MOSCOW — Gazprom, the Russian gas monopoly, halted nearly all its natural gas exports to Europe on Tuesday, sharply escalating its pricing dispute with neighboring Ukraine. The cutoff led to immediate shortages from France to Turkey and underscored Moscow’s increasingly confrontational posture toward the West.

Across Europe, countries reported precipitous drops in gas pressure in their pipelines at the peak of the winter heating season in a bitterly cold January.

In one sign of the extent of the shutoff, Ukraine’s president, Viktor A. Yushchenko, said Gazprom intended to halt all shipments passing through his country, which account for about 80 percent of Russian gas exports to Europe. Europe, in turn, depends on Russia for 40 percent of its imported fuel.

While each side blamed the other for the scope of the latest drop in gas shipments, Russia’s prime minister, Vladimir V. Putin, had personally announced Monday evening on state television that he was ordering a sharp reduction in gas flows, saying Ukraine was siphoning gas from the pipelines without paying.

For Mr. Putin, the escalation comes at a perilous time, as slumping energy prices threaten the fiscal health and political stability that have underpinned his popularity at home.

Some analysts of Russian politics had expected Mr. Putin to become more conciliatory as energy prices fell. Instead, he has taken a hard line in seeking to raise gas prices in Ukraine and perhaps create panic-buying on the international market, where prices of natural gas and oil, Russia’s leading exports, have fallen sharply in recent months.

“They’re still playing hardball, when they have to realize the rules have changed,” Marshall I. Goldman, a senior scholar in Russian studies at Harvard and the author of the recent book “Petrostate: Putin, Power and the New Russia,” said in a telephone interview. “It happened so quickly that I don’t think they’ve had time to realize the implications.”

With temperatures plunging, European leaders expressed mounting concern. Some countries announced rationing for industrial customers to reserve enough heating for residential buildings.

A spokesman for the European Commission said that the cut had come “without prior warning and in clear contradiction of the reassurances given by the highest Russian and Ukrainian authorities,” adding, “This situation is completely unacceptable.”

By Tuesday evening, even as more than a dozen European countries faced the risk of shortages of heating fuel, Gazprom threatened additional cuts.

The cutoff appears to have multiple aims.

Ukraine has angered Russia by seeking membership in the North Atlantic Treaty Organization, as has Georgia, a country Russia fought a brief war against last summer.

Mr. Putin is also under heavy pressure domestically. Oil and gas exports provide about 60 percent of the Russian budget; oil prices, meanwhile, have fallen by about two-thirds since their peak last summer.

The effects are rippling through the economy. The ruble is being devalued, Russian companies are facing bankruptcy and the government’s huge budget surplus will turn into a deficit next year if prices do not rebound, analysts say.

At the same time, Russia’s relations with the West slumped to post-cold-war lows after Russia sent troops into Georgia in August.

Even as Russia will need foreign investment to offset dwindling energy export revenues, options are dwindling for attracting investors to a country that even in the best of times had a poor track record of property rights.

- **Exercise tasks**:
#1 In the article on the gas cutoff, do these statements agree with it? (a) Gas passing through Ukraine makes up about 80 percent of Russian gas exports to Europe. (b) Oil prices have fallen by about half since their peak last summer. (c) Putin announced the reduction in gas flows on Tuesday morning in a newspaper interview. Answer each with yes or no and quote the deciding words.
#2 Name every country mentioned in the article on the gas cutoff.
#3 According to the article on the gas cutoff, what share of the Russian budget comes from oil and gas exports?

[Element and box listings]
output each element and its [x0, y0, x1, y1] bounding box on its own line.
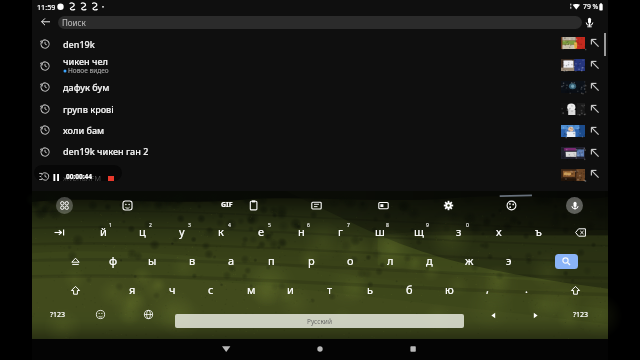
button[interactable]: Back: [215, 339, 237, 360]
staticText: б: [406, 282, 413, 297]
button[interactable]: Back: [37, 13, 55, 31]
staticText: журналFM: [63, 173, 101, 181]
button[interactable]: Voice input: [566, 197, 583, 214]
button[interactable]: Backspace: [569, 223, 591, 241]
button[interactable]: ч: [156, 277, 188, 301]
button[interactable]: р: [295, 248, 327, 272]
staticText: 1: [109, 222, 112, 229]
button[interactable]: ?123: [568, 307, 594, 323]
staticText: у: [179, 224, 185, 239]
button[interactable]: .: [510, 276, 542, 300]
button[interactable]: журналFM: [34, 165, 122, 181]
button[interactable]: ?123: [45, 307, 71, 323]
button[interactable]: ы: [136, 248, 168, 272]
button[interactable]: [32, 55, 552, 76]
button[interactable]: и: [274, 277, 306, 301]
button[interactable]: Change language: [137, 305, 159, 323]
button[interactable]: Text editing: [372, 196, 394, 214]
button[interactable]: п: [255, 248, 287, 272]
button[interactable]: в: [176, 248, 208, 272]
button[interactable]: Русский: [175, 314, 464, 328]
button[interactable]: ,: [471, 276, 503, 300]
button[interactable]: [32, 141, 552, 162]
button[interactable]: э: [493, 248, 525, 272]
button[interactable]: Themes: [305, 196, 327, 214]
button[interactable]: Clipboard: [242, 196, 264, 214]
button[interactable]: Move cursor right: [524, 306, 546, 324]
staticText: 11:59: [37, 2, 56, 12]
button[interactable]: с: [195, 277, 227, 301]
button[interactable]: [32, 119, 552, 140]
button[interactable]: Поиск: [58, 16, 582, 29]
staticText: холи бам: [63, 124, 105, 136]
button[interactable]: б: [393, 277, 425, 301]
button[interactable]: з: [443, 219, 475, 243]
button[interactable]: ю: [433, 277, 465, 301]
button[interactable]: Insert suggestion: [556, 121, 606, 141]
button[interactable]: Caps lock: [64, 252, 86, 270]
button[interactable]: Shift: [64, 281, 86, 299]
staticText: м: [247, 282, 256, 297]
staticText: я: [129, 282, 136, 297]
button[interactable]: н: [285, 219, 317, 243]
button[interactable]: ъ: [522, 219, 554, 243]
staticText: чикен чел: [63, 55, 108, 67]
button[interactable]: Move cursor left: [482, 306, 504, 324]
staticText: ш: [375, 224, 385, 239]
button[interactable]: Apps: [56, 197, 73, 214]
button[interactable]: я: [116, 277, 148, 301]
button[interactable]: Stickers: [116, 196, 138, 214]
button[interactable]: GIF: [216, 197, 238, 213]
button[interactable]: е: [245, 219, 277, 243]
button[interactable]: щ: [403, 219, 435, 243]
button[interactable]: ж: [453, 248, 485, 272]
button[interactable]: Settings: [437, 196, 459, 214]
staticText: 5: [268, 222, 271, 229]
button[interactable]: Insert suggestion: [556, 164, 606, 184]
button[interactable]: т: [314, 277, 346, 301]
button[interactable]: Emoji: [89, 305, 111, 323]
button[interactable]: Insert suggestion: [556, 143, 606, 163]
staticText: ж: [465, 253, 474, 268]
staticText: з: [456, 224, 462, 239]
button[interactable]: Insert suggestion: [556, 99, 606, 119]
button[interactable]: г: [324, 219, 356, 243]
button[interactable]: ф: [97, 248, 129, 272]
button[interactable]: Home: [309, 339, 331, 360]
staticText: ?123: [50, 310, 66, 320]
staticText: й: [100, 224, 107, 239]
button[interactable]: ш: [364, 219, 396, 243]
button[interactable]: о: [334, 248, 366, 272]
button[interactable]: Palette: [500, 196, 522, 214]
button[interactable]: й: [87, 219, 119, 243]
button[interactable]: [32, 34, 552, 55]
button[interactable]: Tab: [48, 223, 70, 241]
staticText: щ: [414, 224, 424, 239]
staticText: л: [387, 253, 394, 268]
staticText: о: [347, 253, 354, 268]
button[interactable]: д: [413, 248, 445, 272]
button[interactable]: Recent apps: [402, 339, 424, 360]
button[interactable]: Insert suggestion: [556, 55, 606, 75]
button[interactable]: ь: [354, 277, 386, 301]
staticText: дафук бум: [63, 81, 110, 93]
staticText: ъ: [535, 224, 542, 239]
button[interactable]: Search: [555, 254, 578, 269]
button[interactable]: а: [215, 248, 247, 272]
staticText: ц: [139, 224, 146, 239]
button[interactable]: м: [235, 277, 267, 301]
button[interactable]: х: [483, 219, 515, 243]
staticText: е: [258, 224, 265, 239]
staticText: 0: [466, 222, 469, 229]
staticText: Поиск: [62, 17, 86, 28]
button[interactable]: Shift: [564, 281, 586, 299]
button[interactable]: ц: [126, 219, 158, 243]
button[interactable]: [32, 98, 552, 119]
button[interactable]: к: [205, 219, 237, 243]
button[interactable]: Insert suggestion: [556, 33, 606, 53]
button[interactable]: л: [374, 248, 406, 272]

- **Results**:
#1
(a) Yes: "which account for about 80 percent of Russian gas exports to Europe"
(b) No: "oil prices, meanwhile, have fallen by about two-thirds since their peak last summer"
(c) No: "had personally announced Monday evening on state television"

#2 Russia, Ukraine, France, Turkey, Georgia

#3 About 60 percent.